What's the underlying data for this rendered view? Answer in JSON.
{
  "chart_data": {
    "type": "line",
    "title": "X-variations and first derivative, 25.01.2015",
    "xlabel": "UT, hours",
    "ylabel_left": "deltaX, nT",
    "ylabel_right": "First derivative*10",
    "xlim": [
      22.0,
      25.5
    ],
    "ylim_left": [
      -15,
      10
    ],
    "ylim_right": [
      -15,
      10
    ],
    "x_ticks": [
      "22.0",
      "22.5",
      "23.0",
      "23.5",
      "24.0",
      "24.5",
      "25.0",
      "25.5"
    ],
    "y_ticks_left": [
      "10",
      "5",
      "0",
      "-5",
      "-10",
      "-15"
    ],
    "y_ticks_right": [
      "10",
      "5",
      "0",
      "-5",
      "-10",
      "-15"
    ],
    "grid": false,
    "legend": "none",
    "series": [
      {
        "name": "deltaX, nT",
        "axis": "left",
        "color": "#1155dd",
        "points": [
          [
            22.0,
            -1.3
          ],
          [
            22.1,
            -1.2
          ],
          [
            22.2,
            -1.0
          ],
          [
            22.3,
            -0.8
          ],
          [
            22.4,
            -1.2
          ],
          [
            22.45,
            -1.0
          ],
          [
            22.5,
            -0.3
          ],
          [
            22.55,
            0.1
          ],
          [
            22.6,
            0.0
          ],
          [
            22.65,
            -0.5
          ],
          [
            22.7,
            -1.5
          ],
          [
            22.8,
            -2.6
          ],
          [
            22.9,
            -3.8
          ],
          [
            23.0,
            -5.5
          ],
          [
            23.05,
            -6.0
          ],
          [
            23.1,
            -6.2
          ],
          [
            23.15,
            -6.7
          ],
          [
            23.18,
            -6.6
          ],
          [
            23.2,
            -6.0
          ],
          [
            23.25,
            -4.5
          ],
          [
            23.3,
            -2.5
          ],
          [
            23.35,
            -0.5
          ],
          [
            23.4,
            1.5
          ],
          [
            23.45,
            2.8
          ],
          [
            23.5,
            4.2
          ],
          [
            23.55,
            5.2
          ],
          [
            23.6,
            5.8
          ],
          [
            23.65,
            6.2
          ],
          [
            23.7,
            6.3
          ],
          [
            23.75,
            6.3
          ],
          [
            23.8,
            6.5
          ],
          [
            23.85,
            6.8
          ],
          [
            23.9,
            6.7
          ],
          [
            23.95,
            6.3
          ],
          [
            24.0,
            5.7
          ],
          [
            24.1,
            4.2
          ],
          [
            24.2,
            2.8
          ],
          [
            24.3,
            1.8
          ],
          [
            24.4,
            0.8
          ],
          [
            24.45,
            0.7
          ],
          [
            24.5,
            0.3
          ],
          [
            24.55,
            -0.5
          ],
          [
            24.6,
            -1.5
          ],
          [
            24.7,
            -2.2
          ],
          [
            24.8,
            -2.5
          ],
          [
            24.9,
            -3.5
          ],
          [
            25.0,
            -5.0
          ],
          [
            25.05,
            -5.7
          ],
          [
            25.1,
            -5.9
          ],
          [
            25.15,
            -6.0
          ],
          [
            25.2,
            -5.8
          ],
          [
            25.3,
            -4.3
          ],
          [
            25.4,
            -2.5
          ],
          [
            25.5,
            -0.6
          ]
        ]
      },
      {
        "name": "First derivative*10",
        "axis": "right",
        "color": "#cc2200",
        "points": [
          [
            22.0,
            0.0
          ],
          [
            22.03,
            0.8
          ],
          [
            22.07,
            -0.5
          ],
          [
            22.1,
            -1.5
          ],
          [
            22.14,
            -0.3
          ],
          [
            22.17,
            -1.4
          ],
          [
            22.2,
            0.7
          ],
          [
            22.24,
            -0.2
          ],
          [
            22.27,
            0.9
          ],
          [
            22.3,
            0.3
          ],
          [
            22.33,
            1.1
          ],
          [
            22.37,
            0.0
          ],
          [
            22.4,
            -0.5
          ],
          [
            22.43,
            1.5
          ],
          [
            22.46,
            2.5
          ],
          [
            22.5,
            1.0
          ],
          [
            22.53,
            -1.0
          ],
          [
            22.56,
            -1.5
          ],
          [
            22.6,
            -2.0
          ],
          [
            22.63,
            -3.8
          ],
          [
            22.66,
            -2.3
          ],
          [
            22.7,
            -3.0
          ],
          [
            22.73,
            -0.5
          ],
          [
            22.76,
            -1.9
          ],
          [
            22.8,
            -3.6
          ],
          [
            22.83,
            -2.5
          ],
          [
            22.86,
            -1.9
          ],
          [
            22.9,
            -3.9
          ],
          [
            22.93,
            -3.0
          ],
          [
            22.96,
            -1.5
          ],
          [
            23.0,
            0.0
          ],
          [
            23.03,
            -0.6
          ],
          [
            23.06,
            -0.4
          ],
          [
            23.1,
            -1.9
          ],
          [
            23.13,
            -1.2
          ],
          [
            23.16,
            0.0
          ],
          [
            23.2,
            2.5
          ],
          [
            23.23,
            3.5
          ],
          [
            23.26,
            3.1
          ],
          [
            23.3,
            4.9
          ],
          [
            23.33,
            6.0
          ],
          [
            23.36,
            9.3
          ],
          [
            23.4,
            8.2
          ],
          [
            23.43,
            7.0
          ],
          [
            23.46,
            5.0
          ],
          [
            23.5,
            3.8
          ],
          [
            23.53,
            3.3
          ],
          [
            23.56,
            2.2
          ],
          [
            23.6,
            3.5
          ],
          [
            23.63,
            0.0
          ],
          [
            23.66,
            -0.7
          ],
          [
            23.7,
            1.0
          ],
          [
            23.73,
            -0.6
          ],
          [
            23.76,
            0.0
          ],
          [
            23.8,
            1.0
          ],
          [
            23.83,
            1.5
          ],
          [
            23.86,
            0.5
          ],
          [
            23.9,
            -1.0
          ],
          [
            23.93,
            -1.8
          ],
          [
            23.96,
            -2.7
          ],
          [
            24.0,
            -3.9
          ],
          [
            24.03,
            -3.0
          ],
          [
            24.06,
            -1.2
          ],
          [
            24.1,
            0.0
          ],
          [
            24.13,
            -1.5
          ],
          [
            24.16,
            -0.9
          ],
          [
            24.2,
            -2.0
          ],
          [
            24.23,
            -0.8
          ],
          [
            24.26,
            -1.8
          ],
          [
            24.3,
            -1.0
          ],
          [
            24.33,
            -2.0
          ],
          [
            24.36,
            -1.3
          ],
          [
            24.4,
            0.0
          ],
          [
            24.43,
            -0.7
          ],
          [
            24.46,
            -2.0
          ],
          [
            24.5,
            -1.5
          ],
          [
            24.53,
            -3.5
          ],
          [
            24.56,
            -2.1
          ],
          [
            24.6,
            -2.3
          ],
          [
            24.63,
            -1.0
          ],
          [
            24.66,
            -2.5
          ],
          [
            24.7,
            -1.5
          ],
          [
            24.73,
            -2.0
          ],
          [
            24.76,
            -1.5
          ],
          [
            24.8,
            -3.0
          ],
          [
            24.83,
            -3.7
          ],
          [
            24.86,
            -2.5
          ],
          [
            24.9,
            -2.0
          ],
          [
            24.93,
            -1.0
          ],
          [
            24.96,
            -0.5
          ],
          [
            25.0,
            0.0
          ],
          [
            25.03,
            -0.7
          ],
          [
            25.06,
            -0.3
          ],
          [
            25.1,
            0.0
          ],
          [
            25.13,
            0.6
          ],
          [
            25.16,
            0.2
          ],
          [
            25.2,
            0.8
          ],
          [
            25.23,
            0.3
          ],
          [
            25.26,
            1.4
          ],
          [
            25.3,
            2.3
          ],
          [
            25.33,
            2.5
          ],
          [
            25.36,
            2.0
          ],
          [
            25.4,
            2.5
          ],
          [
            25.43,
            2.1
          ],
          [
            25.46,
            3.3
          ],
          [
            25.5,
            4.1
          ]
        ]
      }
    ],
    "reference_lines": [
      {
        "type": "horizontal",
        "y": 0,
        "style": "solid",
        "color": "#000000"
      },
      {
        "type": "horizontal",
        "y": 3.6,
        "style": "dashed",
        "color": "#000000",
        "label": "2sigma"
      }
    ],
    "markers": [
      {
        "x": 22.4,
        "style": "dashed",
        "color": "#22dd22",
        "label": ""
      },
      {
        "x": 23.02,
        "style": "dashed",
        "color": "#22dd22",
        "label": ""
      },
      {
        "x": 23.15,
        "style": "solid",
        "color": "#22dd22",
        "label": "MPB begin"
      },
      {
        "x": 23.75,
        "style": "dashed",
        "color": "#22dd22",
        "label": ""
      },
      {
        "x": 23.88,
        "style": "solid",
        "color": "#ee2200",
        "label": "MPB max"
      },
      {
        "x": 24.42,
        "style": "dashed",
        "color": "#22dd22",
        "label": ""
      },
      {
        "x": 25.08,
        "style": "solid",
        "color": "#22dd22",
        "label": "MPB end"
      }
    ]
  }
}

§

- **Work to be completed**: Find every line in the records that contains the word "name"; copy those lines.

- **Response to this task**:
        "name": "deltaX, nT",
        "name": "First derivative*10",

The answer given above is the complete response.